§ TASK DETAILS
Set down exactly the lines from the one containing "Decode this image" through the end of the records below, both included, and nothing else.

<<<<

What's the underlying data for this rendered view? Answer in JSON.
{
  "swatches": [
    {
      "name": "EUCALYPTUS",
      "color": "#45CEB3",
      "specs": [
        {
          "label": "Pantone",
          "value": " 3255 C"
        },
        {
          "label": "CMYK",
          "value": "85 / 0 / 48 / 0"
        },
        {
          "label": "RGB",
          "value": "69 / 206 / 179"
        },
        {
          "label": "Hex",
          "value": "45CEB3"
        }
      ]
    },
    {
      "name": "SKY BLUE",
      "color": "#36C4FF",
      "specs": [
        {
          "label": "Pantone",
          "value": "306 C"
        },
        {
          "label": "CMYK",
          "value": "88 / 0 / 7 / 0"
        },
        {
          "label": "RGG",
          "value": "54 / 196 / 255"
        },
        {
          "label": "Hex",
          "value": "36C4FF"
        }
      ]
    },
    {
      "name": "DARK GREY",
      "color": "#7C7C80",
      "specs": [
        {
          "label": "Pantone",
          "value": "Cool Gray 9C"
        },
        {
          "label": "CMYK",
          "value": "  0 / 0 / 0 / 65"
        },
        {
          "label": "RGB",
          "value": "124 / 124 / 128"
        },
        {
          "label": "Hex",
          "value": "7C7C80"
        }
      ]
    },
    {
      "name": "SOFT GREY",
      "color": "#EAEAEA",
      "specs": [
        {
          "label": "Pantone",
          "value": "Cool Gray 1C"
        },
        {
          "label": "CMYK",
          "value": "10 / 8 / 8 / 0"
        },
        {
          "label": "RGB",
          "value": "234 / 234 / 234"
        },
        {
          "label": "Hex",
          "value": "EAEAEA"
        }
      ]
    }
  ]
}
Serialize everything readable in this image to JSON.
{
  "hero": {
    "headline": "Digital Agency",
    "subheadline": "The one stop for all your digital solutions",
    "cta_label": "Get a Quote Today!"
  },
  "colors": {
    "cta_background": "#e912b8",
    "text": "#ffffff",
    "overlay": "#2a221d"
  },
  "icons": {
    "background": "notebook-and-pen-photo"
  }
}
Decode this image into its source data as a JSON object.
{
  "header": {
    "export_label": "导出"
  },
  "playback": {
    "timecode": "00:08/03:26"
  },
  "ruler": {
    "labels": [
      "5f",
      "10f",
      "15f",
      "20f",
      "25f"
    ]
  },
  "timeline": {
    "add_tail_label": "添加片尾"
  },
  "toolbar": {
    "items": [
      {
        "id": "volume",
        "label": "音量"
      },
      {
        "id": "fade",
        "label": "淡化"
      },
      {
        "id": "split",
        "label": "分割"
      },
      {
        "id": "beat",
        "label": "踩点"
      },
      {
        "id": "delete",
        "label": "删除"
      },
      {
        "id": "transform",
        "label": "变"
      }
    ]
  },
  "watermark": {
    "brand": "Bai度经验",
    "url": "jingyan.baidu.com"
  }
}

>>>>

§ SOLUTION TO THIS TASK
Decode this image into its source data as a JSON object.
{
  "header": {
    "export_label": "导出"
  },
  "playback": {
    "timecode": "00:08/03:26"
  },
  "ruler": {
    "labels": [
      "5f",
      "10f",
      "15f",
      "20f",
      "25f"
    ]
  },
  "timeline": {
    "add_tail_label": "添加片尾"
  },
  "toolbar": {
    "items": [
      {
        "id": "volume",
        "label": "音量"
      },
      {
        "id": "fade",
        "label": "淡化"
      },
      {
        "id": "split",
        "label": "分割"
      },
      {
        "id": "beat",
        "label": "踩点"
      },
      {
        "id": "delete",
        "label": "删除"
      },
      {
        "id": "transform",
        "label": "变"
      }
    ]
  },
  "watermark": {
    "brand": "Bai度经验",
    "url": "jingyan.baidu.com"
  }
}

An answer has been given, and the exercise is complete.